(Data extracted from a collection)
####################

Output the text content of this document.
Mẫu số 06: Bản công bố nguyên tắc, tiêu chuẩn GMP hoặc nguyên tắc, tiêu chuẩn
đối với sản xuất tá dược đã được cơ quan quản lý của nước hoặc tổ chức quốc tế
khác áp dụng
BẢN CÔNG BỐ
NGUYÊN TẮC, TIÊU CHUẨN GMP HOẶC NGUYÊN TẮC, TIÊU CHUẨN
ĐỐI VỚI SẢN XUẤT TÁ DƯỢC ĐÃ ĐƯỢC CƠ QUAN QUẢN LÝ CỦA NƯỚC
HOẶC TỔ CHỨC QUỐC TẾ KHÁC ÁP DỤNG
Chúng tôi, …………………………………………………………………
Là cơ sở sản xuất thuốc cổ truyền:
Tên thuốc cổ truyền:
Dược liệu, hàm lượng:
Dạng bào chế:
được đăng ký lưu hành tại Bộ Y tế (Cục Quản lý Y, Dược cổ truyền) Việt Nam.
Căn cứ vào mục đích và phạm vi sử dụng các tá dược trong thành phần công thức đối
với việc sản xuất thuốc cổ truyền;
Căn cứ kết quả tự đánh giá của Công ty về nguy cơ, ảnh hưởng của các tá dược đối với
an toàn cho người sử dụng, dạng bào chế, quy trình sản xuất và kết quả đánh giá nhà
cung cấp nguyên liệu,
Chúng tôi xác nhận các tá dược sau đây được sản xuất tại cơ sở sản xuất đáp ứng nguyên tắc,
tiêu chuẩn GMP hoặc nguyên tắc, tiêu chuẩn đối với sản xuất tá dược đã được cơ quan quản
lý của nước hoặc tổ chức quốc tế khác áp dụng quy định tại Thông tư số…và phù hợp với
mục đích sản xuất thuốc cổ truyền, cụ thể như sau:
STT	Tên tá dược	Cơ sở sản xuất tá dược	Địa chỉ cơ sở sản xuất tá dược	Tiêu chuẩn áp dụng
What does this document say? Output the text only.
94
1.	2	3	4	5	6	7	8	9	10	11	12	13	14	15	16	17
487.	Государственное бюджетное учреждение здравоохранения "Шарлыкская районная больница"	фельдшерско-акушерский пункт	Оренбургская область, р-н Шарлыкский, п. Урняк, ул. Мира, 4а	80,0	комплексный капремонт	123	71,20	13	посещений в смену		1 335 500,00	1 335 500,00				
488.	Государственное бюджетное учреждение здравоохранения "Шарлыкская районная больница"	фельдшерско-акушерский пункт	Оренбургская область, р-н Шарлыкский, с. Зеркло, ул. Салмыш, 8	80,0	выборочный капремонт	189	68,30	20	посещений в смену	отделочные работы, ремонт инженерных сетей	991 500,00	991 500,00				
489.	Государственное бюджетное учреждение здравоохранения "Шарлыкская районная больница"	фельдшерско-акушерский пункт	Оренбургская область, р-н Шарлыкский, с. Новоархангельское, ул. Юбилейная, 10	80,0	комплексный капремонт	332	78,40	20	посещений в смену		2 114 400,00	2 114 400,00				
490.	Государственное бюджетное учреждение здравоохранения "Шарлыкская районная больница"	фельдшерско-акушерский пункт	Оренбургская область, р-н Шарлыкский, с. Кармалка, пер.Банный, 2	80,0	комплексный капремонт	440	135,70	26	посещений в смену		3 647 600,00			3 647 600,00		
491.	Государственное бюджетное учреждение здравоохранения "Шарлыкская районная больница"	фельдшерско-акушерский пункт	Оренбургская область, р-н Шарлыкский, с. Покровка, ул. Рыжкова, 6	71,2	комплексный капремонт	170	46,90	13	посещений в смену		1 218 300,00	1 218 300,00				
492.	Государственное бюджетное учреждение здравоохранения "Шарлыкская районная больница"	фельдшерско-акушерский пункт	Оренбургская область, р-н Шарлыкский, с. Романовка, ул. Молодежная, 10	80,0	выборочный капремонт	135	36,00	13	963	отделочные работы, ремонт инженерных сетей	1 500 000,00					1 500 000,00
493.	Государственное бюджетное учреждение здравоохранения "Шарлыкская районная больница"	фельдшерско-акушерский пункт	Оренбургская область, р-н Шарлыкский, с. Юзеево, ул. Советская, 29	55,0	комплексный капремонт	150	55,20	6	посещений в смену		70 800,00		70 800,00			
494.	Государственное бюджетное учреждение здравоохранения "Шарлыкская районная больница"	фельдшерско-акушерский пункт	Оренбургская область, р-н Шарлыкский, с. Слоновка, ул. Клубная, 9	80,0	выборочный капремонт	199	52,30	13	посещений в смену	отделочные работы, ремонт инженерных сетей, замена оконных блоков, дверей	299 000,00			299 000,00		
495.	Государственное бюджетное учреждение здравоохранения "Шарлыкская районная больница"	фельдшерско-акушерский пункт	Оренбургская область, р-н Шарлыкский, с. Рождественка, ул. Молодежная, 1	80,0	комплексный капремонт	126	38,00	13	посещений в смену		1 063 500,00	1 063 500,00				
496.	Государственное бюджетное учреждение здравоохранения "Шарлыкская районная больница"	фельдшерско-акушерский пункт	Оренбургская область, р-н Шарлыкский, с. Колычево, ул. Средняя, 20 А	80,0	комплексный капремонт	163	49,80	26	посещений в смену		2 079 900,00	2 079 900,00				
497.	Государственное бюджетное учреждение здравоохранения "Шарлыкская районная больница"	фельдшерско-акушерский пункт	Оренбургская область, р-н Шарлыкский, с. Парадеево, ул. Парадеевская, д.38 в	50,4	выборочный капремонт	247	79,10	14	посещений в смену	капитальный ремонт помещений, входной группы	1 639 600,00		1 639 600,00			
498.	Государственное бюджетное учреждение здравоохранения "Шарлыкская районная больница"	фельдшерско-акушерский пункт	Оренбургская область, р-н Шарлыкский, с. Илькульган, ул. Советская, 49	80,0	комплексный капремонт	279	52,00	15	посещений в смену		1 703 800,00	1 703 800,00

####################

→ **GOAL**
Retype all of the entries precisely as they are.

→ **FULL RESPONSE**
Output the text content of this document.
Mẫu số 06: Bản công bố nguyên tắc, tiêu chuẩn GMP hoặc nguyên tắc, tiêu chuẩn
đối với sản xuất tá dược đã được cơ quan quản lý của nước hoặc tổ chức quốc tế
khác áp dụng
BẢN CÔNG BỐ
NGUYÊN TẮC, TIÊU CHUẨN GMP HOẶC NGUYÊN TẮC, TIÊU CHUẨN
ĐỐI VỚI SẢN XUẤT TÁ DƯỢC ĐÃ ĐƯỢC CƠ QUAN QUẢN LÝ CỦA NƯỚC
HOẶC TỔ CHỨC QUỐC TẾ KHÁC ÁP DỤNG
Chúng tôi, …………………………………………………………………
Là cơ sở sản xuất thuốc cổ truyền:
Tên thuốc cổ truyền:
Dược liệu, hàm lượng:
Dạng bào chế:
được đăng ký lưu hành tại Bộ Y tế (Cục Quản lý Y, Dược cổ truyền) Việt Nam.
Căn cứ vào mục đích và phạm vi sử dụng các tá dược trong thành phần công thức đối
với việc sản xuất thuốc cổ truyền;
Căn cứ kết quả tự đánh giá của Công ty về nguy cơ, ảnh hưởng của các tá dược đối với
an toàn cho người sử dụng, dạng bào chế, quy trình sản xuất và kết quả đánh giá nhà
cung cấp nguyên liệu,
Chúng tôi xác nhận các tá dược sau đây được sản xuất tại cơ sở sản xuất đáp ứng nguyên tắc,
tiêu chuẩn GMP hoặc nguyên tắc, tiêu chuẩn đối với sản xuất tá dược đã được cơ quan quản
lý của nước hoặc tổ chức quốc tế khác áp dụng quy định tại Thông tư số…và phù hợp với
mục đích sản xuất thuốc cổ truyền, cụ thể như sau:
STT	Tên tá dược	Cơ sở sản xuất tá dược	Địa chỉ cơ sở sản xuất tá dược	Tiêu chuẩn áp dụng
What does this document say? Output the text only.
94
1.	2	3	4	5	6	7	8	9	10	11	12	13	14	15	16	17
487.	Государственное бюджетное учреждение здравоохранения "Шарлыкская районная больница"	фельдшерско-акушерский пункт	Оренбургская область, р-н Шарлыкский, п. Урняк, ул. Мира, 4а	80,0	комплексный капремонт	123	71,20	13	посещений в смену		1 335 500,00	1 335 500,00				
488.	Государственное бюджетное учреждение здравоохранения "Шарлыкская районная больница"	фельдшерско-акушерский пункт	Оренбургская область, р-н Шарлыкский, с. Зеркло, ул. Салмыш, 8	80,0	выборочный капремонт	189	68,30	20	посещений в смену	отделочные работы, ремонт инженерных сетей	991 500,00	991 500,00				
489.	Государственное бюджетное учреждение здравоохранения "Шарлыкская районная больница"	фельдшерско-акушерский пункт	Оренбургская область, р-н Шарлыкский, с. Новоархангельское, ул. Юбилейная, 10	80,0	комплексный капремонт	332	78,40	20	посещений в смену		2 114 400,00	2 114 400,00				
490.	Государственное бюджетное учреждение здравоохранения "Шарлыкская районная больница"	фельдшерско-акушерский пункт	Оренбургская область, р-н Шарлыкский, с. Кармалка, пер.Банный, 2	80,0	комплексный капремонт	440	135,70	26	посещений в смену		3 647 600,00			3 647 600,00		
491.	Государственное бюджетное учреждение здравоохранения "Шарлыкская районная больница"	фельдшерско-акушерский пункт	Оренбургская область, р-н Шарлыкский, с. Покровка, ул. Рыжкова, 6	71,2	комплексный капремонт	170	46,90	13	посещений в смену		1 218 300,00	1 218 300,00				
492.	Государственное бюджетное учреждение здравоохранения "Шарлыкская районная больница"	фельдшерско-акушерский пункт	Оренбургская область, р-н Шарлыкский, с. Романовка, ул. Молодежная, 10	80,0	выборочный капремонт	135	36,00	13	963	отделочные работы, ремонт инженерных сетей	1 500 000,00					1 500 000,00
493.	Государственное бюджетное учреждение здравоохранения "Шарлыкская районная больница"	фельдшерско-акушерский пункт	Оренбургская область, р-н Шарлыкский, с. Юзеево, ул. Советская, 29	55,0	комплексный капремонт	150	55,20	6	посещений в смену		70 800,00		70 800,00			
494.	Государственное бюджетное учреждение здравоохранения "Шарлыкская районная больница"	фельдшерско-акушерский пункт	Оренбургская область, р-н Шарлыкский, с. Слоновка, ул. Клубная, 9	80,0	выборочный капремонт	199	52,30	13	посещений в смену	отделочные работы, ремонт инженерных сетей, замена оконных блоков, дверей	299 000,00			299 000,00		
495.	Государственное бюджетное учреждение здравоохранения "Шарлыкская районная больница"	фельдшерско-акушерский пункт	Оренбургская область, р-н Шарлыкский, с. Рождественка, ул. Молодежная, 1	80,0	комплексный капремонт	126	38,00	13	посещений в смену		1 063 500,00	1 063 500,00				
496.	Государственное бюджетное учреждение здравоохранения "Шарлыкская районная больница"	фельдшерско-акушерский пункт	Оренбургская область, р-н Шарлыкский, с. Колычево, ул. Средняя, 20 А	80,0	комплексный капремонт	163	49,80	26	посещений в смену		2 079 900,00	2 079 900,00				
497.	Государственное бюджетное учреждение здравоохранения "Шарлыкская районная больница"	фельдшерско-акушерский пункт	Оренбургская область, р-н Шарлыкский, с. Парадеево, ул. Парадеевская, д.38 в	50,4	выборочный капремонт	247	79,10	14	посещений в смену	капитальный ремонт помещений, входной группы	1 639 600,00		1 639 600,00			
498.	Государственное бюджетное учреждение здравоохранения "Шарлыкская районная больница"	фельдшерско-акушерский пункт	Оренбургская область, р-н Шарлыкский, с. Илькульган, ул. Советская, 49	80,0	комплексный капремонт	279	52,00	15	посещений в смену		1 703 800,00	1 703 800,00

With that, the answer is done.